== DATA SHOWN

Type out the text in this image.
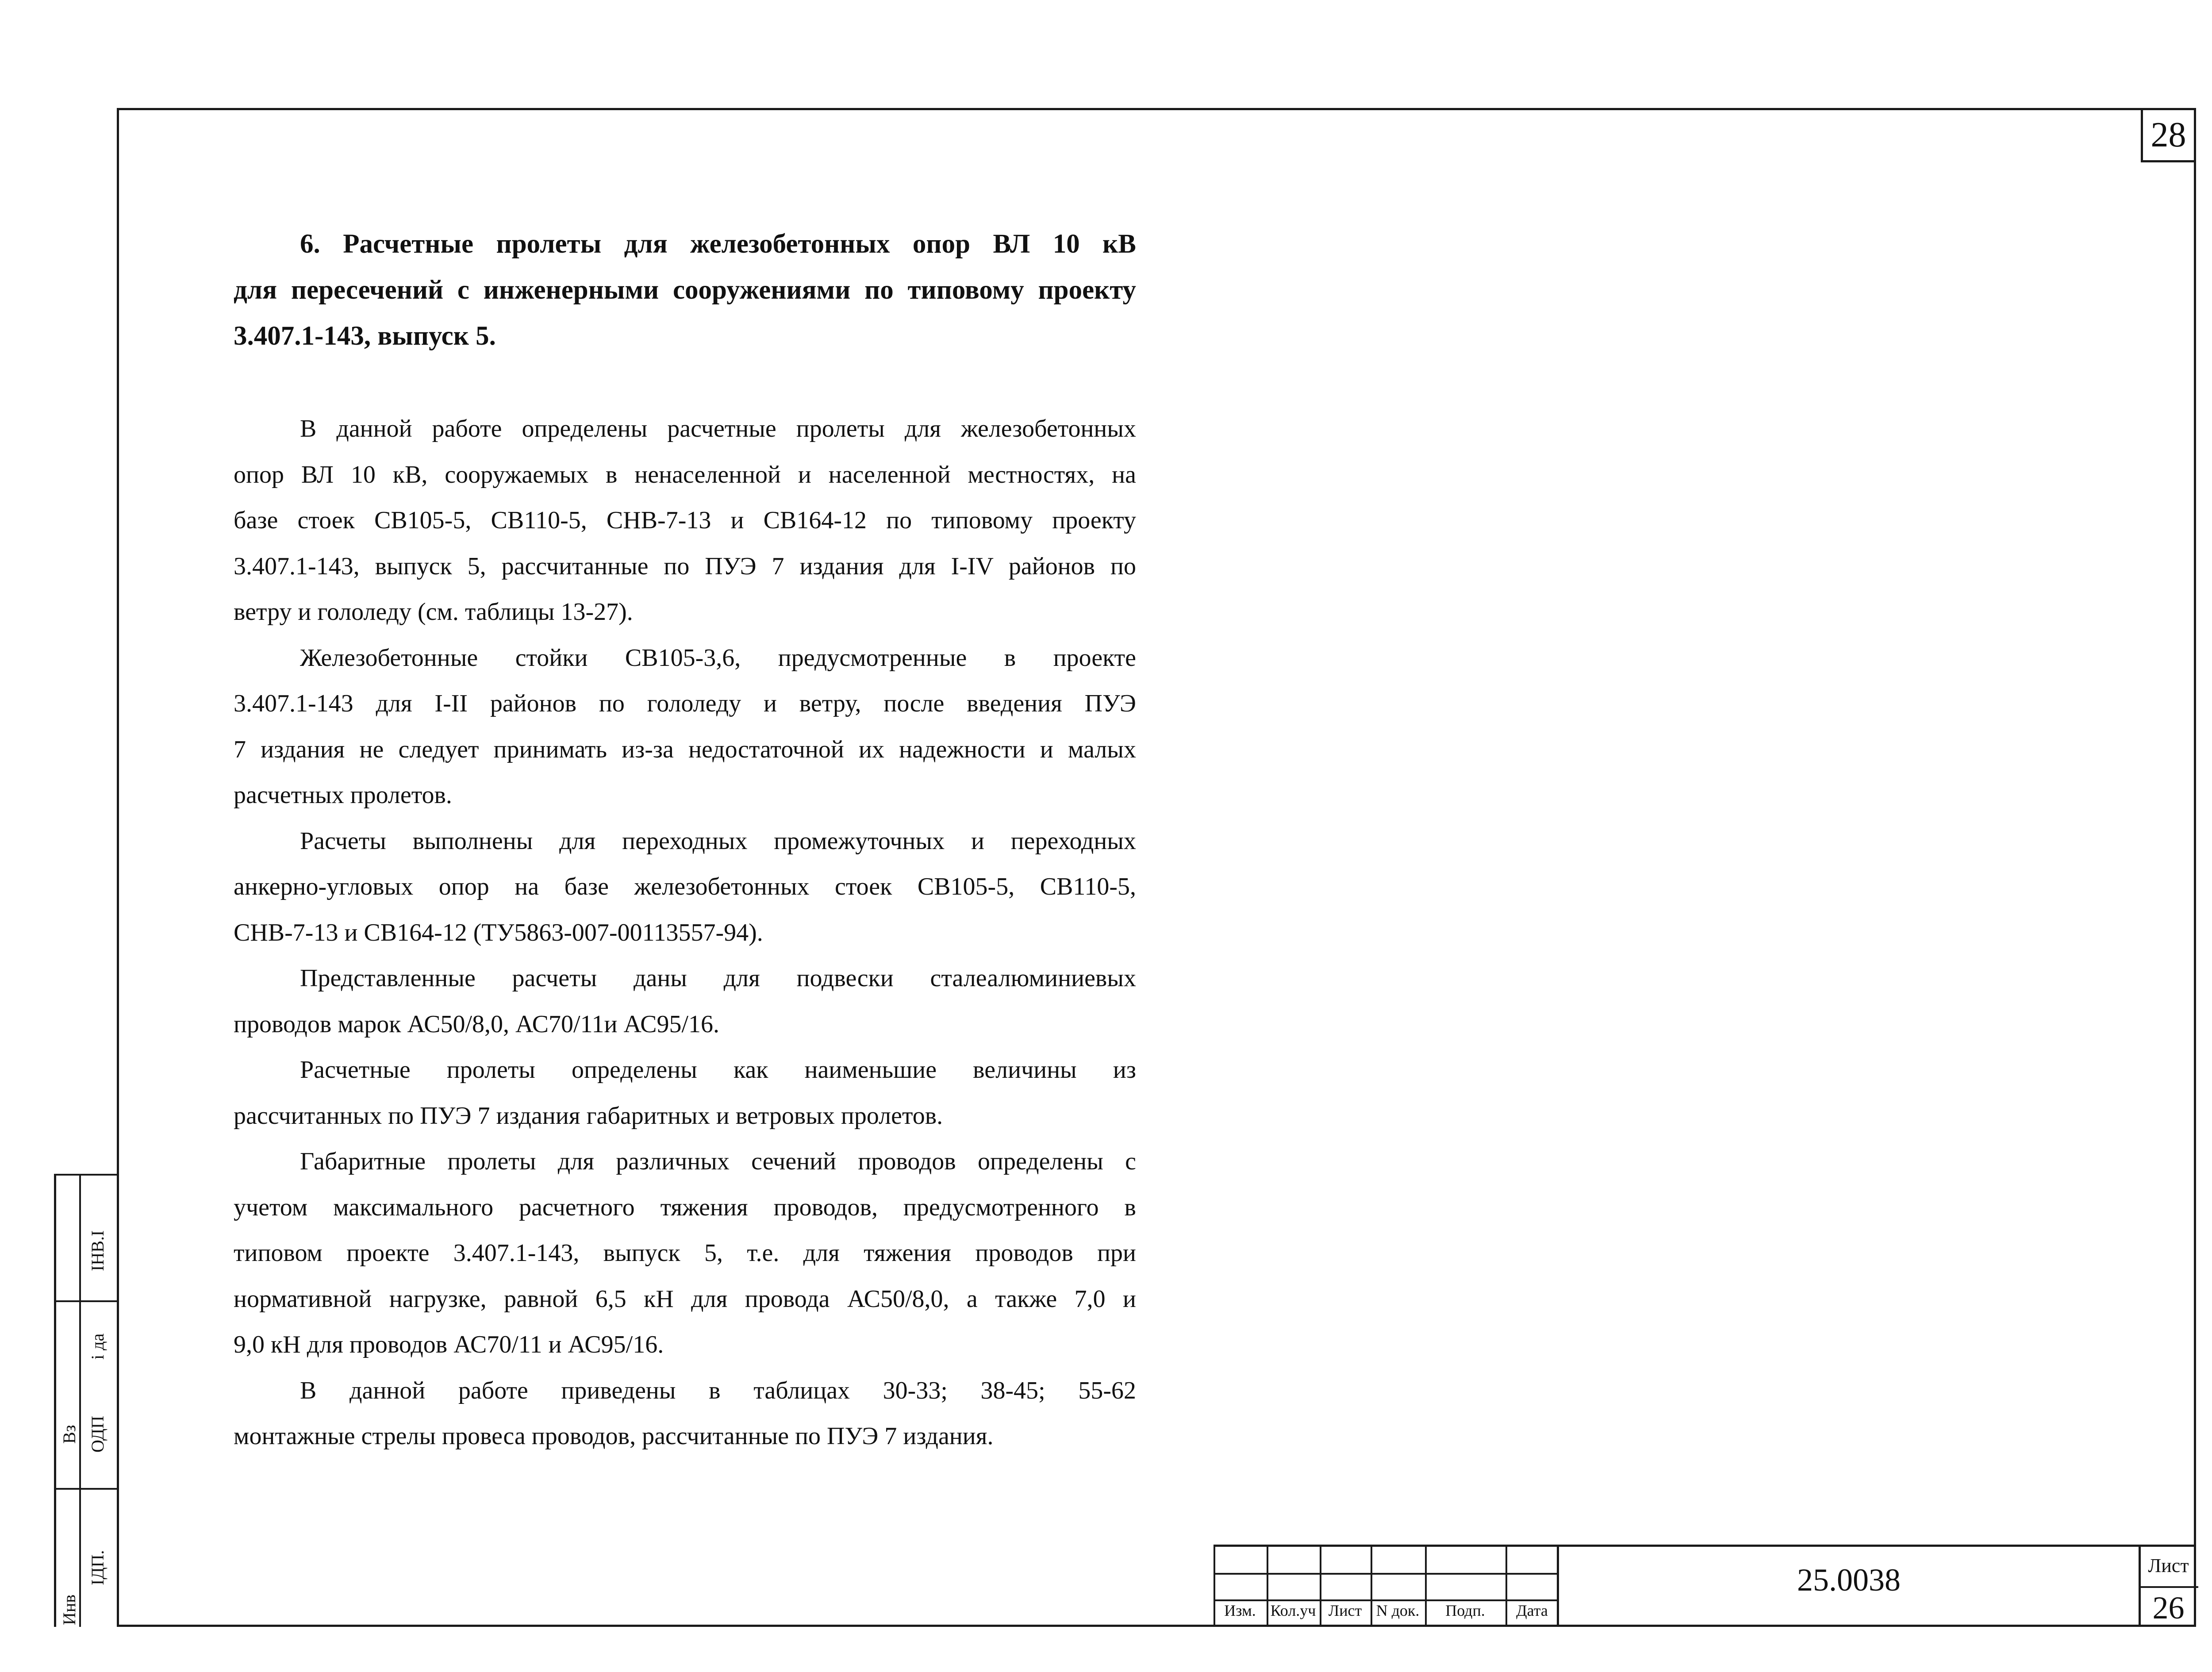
28
6. Расчетные пролеты для железобетонных опор ВЛ 10 кВ
для пересечений с инженерными сооружениями по типовому проекту
3.407.1-143, выпуск 5.
В данной работе определены расчетные пролеты для железобетонных
опор ВЛ 10 кВ, сооружаемых в ненаселенной и населенной местностях, на
базе стоек СВ105-5, СВ110-5, СНВ-7-13 и СВ164-12 по типовому проекту
3.407.1-143, выпуск 5, рассчитанные по ПУЭ 7 издания для I-IV районов по
ветру и гололеду (см. таблицы 13-27).
Железобетонные стойки СВ105-3,6, предусмотренные в проекте
3.407.1-143 для I-II районов по гололеду и ветру, после введения ПУЭ
7 издания не следует принимать из-за недостаточной их надежности и малых
расчетных пролетов.
Расчеты выполнены для переходных промежуточных и переходных
анкерно-угловых опор на базе железобетонных стоек СВ105-5, СВ110-5,
СНВ-7-13 и СВ164-12 (ТУ5863-007-00113557-94).
Представленные расчеты даны для подвески сталеалюминиевых
проводов марок АС50/8,0, АС70/11и АС95/16.
Расчетные пролеты определены как наименьшие величины из
рассчитанных по ПУЭ 7 издания габаритных и ветровых пролетов.
Габаритные пролеты для различных сечений проводов определены с
учетом максимального расчетного тяжения проводов, предусмотренного в
типовом проекте 3.407.1-143, выпуск 5, т.е. для тяжения проводов при
нормативной нагрузке, равной 6,5 кН для провода АС50/8,0, а также 7,0 и
9,0 кН для проводов АС70/11 и АС95/16.
В данной работе приведены в таблицах 30-33; 38-45; 55-62
монтажные стрелы провеса проводов, рассчитанные по ПУЭ 7 издания.
Инв
Вз
ІДП.
ОДП
і да
ІНВ.І
Изм. Кол.уч Лист N док.	Подп.	Дата
25.0038	Лист
26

====

- _TO DO_
Would you mind returning each entry above word for word, skipping the images?

- _RESPONSE TO THE TASK_
Type out the text in this image.
28
6. Расчетные пролеты для железобетонных опор ВЛ 10 кВ
для пересечений с инженерными сооружениями по типовому проекту
3.407.1-143, выпуск 5.
В данной работе определены расчетные пролеты для железобетонных
опор ВЛ 10 кВ, сооружаемых в ненаселенной и населенной местностях, на
базе стоек СВ105-5, СВ110-5, СНВ-7-13 и СВ164-12 по типовому проекту
3.407.1-143, выпуск 5, рассчитанные по ПУЭ 7 издания для I-IV районов по
ветру и гололеду (см. таблицы 13-27).
Железобетонные стойки СВ105-3,6, предусмотренные в проекте
3.407.1-143 для I-II районов по гололеду и ветру, после введения ПУЭ
7 издания не следует принимать из-за недостаточной их надежности и малых
расчетных пролетов.
Расчеты выполнены для переходных промежуточных и переходных
анкерно-угловых опор на базе железобетонных стоек СВ105-5, СВ110-5,
СНВ-7-13 и СВ164-12 (ТУ5863-007-00113557-94).
Представленные расчеты даны для подвески сталеалюминиевых
проводов марок АС50/8,0, АС70/11и АС95/16.
Расчетные пролеты определены как наименьшие величины из
рассчитанных по ПУЭ 7 издания габаритных и ветровых пролетов.
Габаритные пролеты для различных сечений проводов определены с
учетом максимального расчетного тяжения проводов, предусмотренного в
типовом проекте 3.407.1-143, выпуск 5, т.е. для тяжения проводов при
нормативной нагрузке, равной 6,5 кН для провода АС50/8,0, а также 7,0 и
9,0 кН для проводов АС70/11 и АС95/16.
В данной работе приведены в таблицах 30-33; 38-45; 55-62
монтажные стрелы провеса проводов, рассчитанные по ПУЭ 7 издания.
Инв
Вз
ІДП.
ОДП
і да
ІНВ.І
Изм. Кол.уч Лист N док.	Подп.	Дата
25.0038	Лист
26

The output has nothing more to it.